> GOAL OF THE EXERCISE
The lines to transcribe begin with the one containing "Type out the text in this image." and end with the last line below; reproduce them exactly, without the pictures.
──────── RECORDS TO USE ────────
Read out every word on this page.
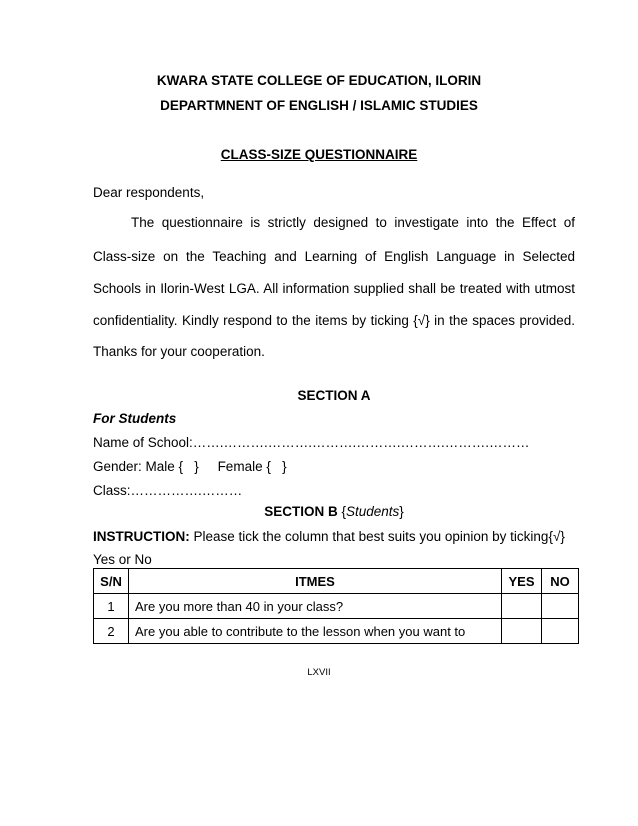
KWARA STATE COLLEGE OF EDUCATION, ILORIN
DEPARTMNENT OF ENGLISH / ISLAMIC STUDIES
CLASS-SIZE QUESTIONNAIRE
Dear respondents,
The questionnaire is strictly designed to investigate into the Effect of
Class-size on the Teaching and Learning of English Language in Selected
Schools in Ilorin-West LGA. All information supplied shall be treated with utmost
confidentiality. Kindly respond to the items by ticking {√} in the spaces provided.
Thanks for your cooperation.
SECTION A
For Students
Name of School:…….……….……….……….……….……….……….………
Gender: Male {   }     Female {   }
Class:…………….………
SECTION B {Students}
INSTRUCTION: Please tick the column that best suits you opinion by ticking{√}
Yes or No
S/N	ITMES	YES	NO
1	Are you more than 40 in your class?		
2	Are you able to contribute to the lesson when you want to		
LXVII
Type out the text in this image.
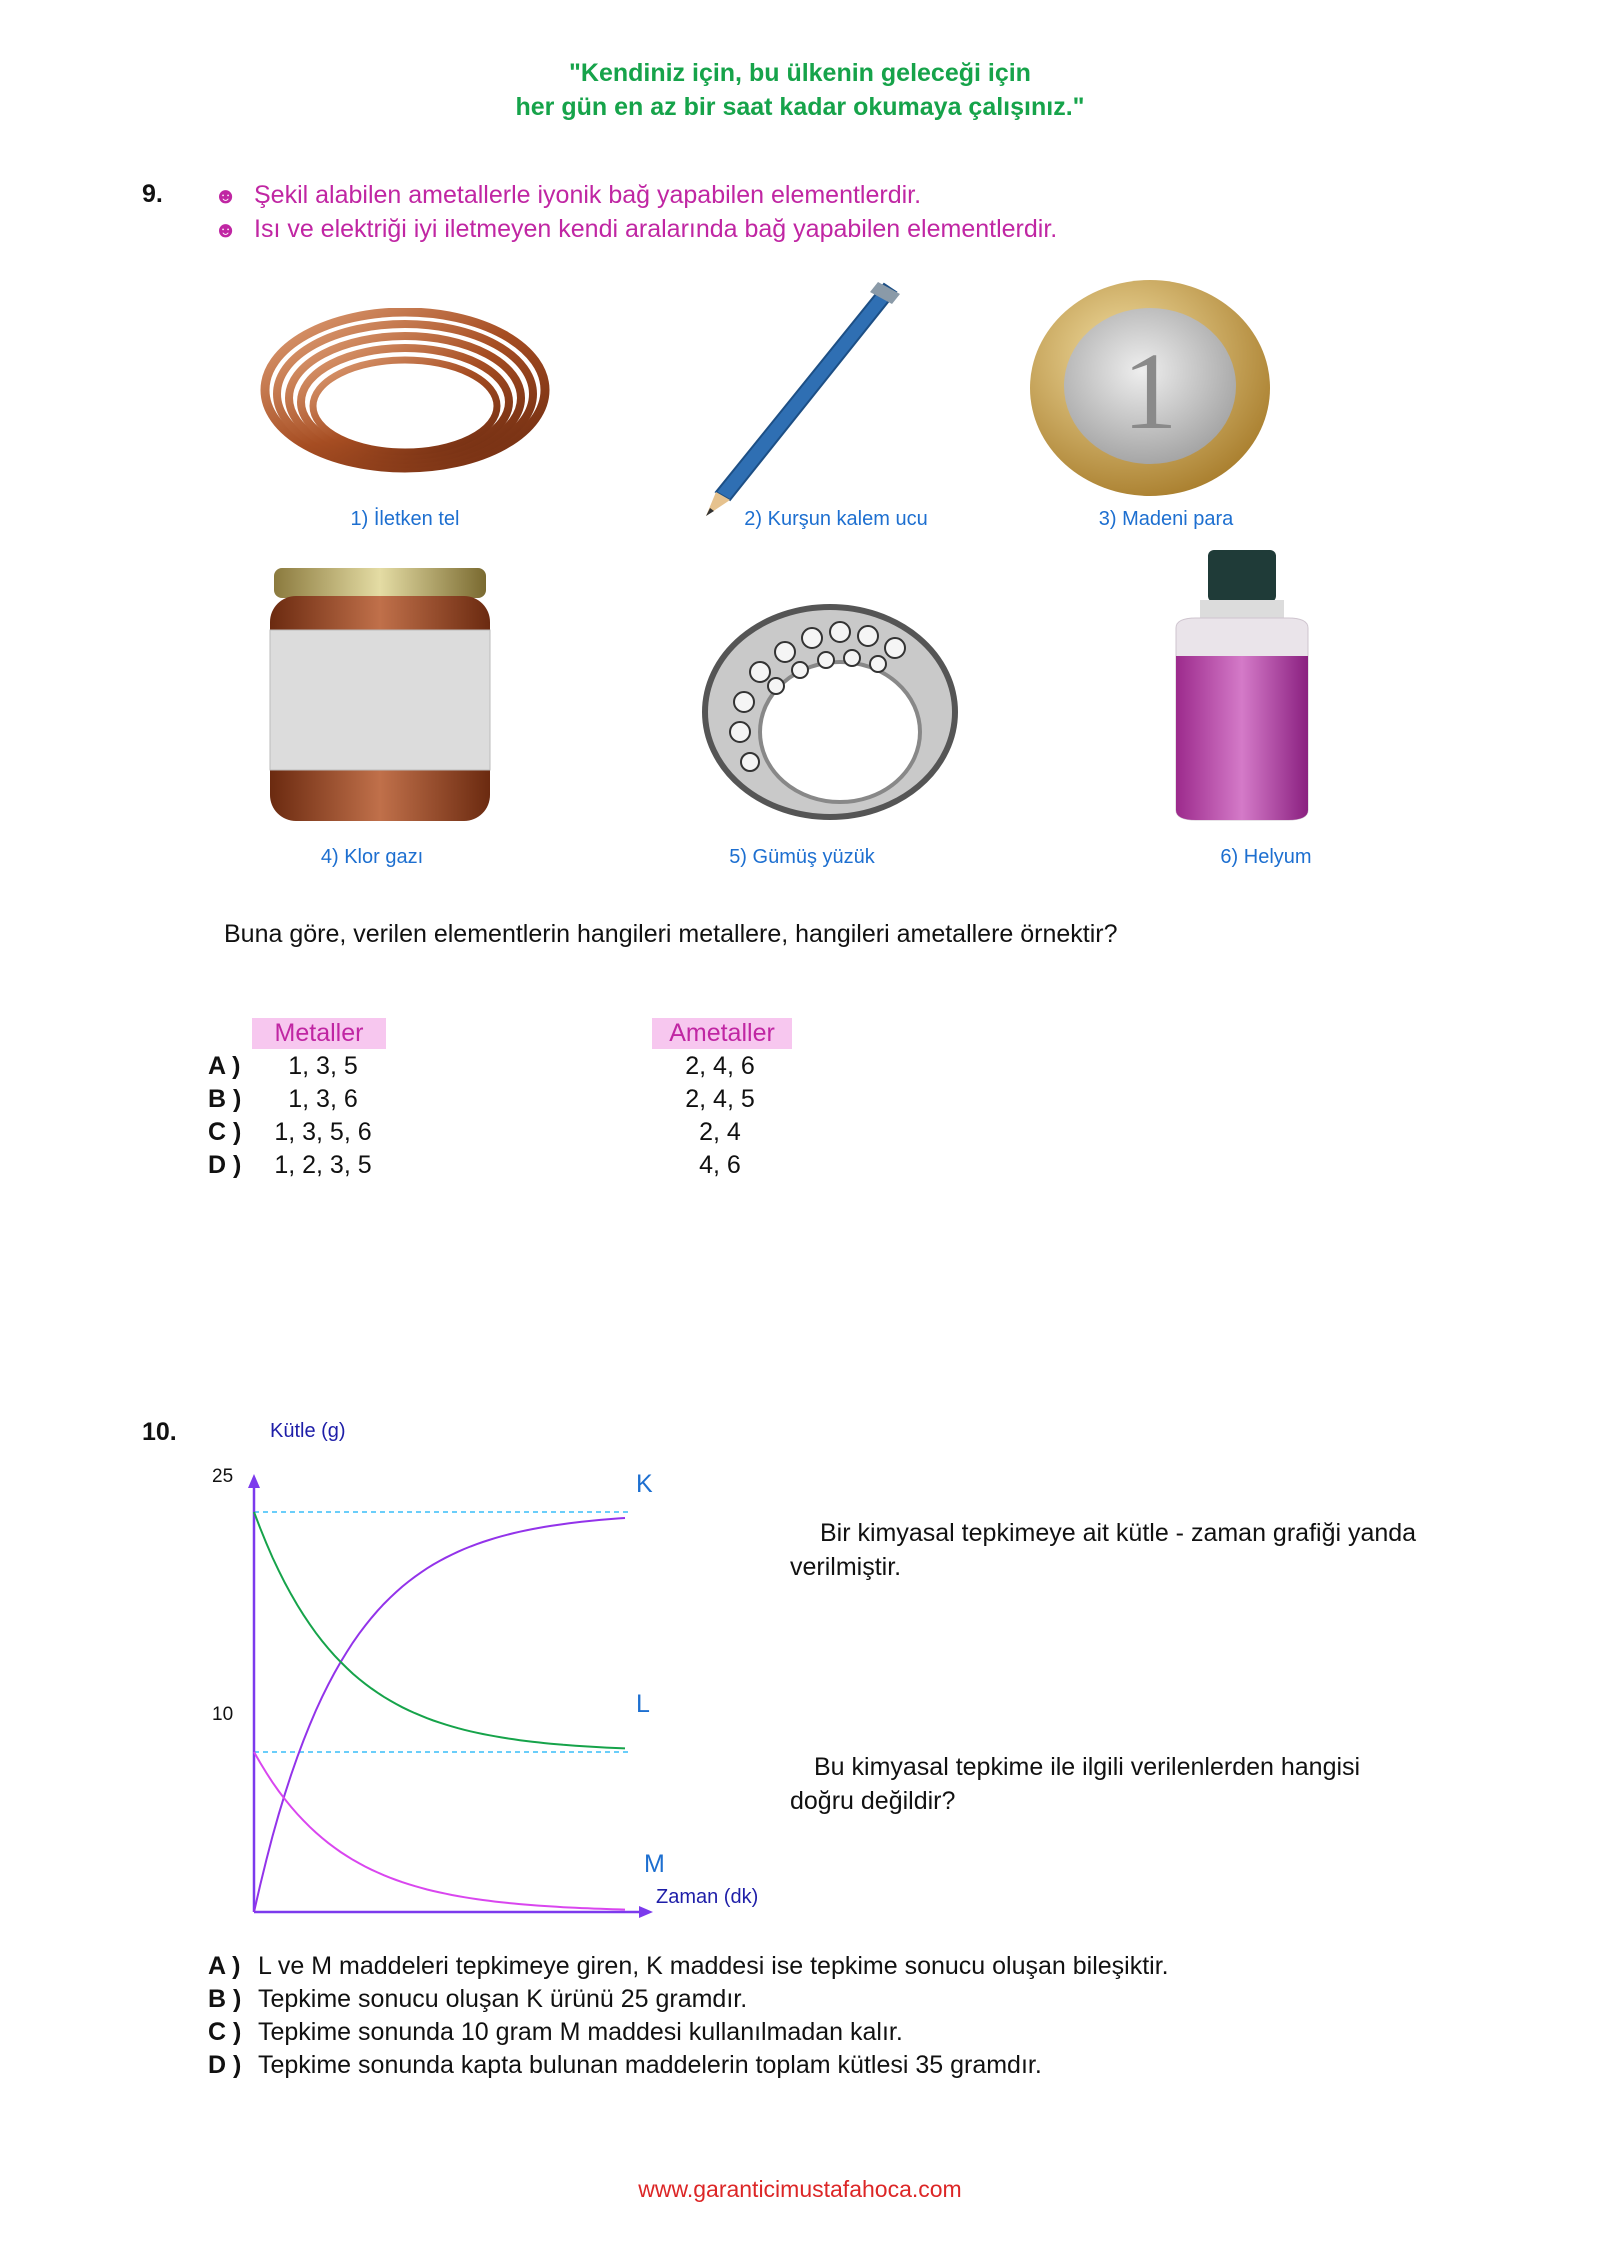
"Kendiniz için, bu ülkenin geleceği için
her gün en az bir saat kadar okumaya çalışınız."
9. ☻ Şekil alabilen ametallerle iyonik bağ yapabilen elementlerdir.
☻ Isı ve elektriği iyi iletmeyen kendi aralarında bağ yapabilen elementlerdir.
1) İletken tel	2) Kurşun kalem ucu
1
3) Madeni para
4) Klor gazı	5) Gümüş yüzük	6) Helyum
Buna göre, verilen elementlerin hangileri metallere, hangileri ametallere örnektir?
Metaller	Ametaller
A )	1, 3, 5	2, 4, 6
B )	1, 3, 6	2, 4, 5
C )	1, 3, 5, 6	2, 4
D )	1, 2, 3, 5	4, 6
10.	Kütle (g)
25
10
K
L
M
Zaman (dk)
Bir kimyasal tepkimeye ait kütle - zaman grafiği yanda verilmiştir.
Bu kimyasal tepkime ile ilgili verilenlerden hangisi doğru değildir?
A ) L ve M maddeleri tepkimeye giren, K maddesi ise tepkime sonucu oluşan bileşiktir.
B ) Tepkime sonucu oluşan K ürünü 25 gramdır.
C ) Tepkime sonunda 10 gram M maddesi kullanılmadan kalır.
D ) Tepkime sonunda kapta bulunan maddelerin toplam kütlesi 35 gramdır.
www.garanticimustafahoca.com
────────
> RESULT OF THIS EXERCISE
Type out the text in this image.
"Kendiniz için, bu ülkenin geleceği için
her gün en az bir saat kadar okumaya çalışınız."
9. ☻ Şekil alabilen ametallerle iyonik bağ yapabilen elementlerdir.
☻ Isı ve elektriği iyi iletmeyen kendi aralarında bağ yapabilen elementlerdir.
1) İletken tel	2) Kurşun kalem ucu
1
3) Madeni para
4) Klor gazı	5) Gümüş yüzük	6) Helyum
Buna göre, verilen elementlerin hangileri metallere, hangileri ametallere örnektir?
Metaller	Ametaller
A )	1, 3, 5	2, 4, 6
B )	1, 3, 6	2, 4, 5
C )	1, 3, 5, 6	2, 4
D )	1, 2, 3, 5	4, 6
10.	Kütle (g)
25
10
K
L
M
Zaman (dk)
Bir kimyasal tepkimeye ait kütle - zaman grafiği yanda verilmiştir.
Bu kimyasal tepkime ile ilgili verilenlerden hangisi doğru değildir?
A ) L ve M maddeleri tepkimeye giren, K maddesi ise tepkime sonucu oluşan bileşiktir.
B ) Tepkime sonucu oluşan K ürünü 25 gramdır.
C ) Tepkime sonunda 10 gram M maddesi kullanılmadan kalır.
D ) Tepkime sonunda kapta bulunan maddelerin toplam kütlesi 35 gramdır.
www.garanticimustafahoca.com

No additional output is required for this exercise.